__Text to read__:
** start **

Saratoga 1777
- Cover of Rand edition
- Designers: David Isby
- Publishers: Rand Game Associates
- Publication: 1974

= Saratoga 1777 =

Board wargame

Saratoga 1777, subtitled "Burgoyne vs Gates", is a board wargame published by Rand Game Associates (RGA) in 1974 that simulates the Battle of Saratoga during the American Revolutionary War. At the time, this was the only board wargame based on that battle.

==Background==
In the summer of 1777, British general John Burgoyne led a force south from Quebec down the Champlain Valley, meaning to rendezvous with two other British armies coming from New York and Niagara Falls. The three armies would then march on Albany, New York. However, the two other British armies did not arrive, and Burgoyne, rather than retreating to Fort Ticonderoga for the winter, decided to advance, and found himself surrounded by a larger American force commanded by Horatio Gates.

==Description==
Saratoga 1777 is a two-person wargame where one person controls British forces while the other controls American forces. The game has been designed to keep the rules as simple as possible, needing only six pages to cover all standard and optional rules.The game uses only 72 counters: 40 American, 32 British. (Several commentators noted the high production quality of the counters, which were larger than usual for the time and had rounded edges for easier handling.)

** end **

__Extracted material__:
** start **

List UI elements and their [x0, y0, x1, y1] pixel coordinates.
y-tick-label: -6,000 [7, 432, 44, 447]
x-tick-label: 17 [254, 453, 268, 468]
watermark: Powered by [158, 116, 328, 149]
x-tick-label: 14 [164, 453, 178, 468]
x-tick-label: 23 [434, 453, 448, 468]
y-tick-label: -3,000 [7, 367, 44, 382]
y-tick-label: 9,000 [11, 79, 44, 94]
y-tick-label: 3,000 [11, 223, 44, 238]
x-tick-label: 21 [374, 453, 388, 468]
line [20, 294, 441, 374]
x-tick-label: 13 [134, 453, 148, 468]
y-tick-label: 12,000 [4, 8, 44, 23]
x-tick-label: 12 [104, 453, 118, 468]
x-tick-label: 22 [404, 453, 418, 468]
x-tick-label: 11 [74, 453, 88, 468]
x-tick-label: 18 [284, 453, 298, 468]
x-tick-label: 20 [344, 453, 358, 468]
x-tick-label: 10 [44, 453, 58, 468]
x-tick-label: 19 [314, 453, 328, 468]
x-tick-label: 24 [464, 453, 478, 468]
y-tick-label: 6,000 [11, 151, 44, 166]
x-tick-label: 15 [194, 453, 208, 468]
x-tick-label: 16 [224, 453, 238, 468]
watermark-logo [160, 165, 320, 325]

** end **

__Aim of the task__:
Name every person mentioned in the text about Saratoga 1777.

__Response__:
David Isby, John Burgoyne, Horatio Gates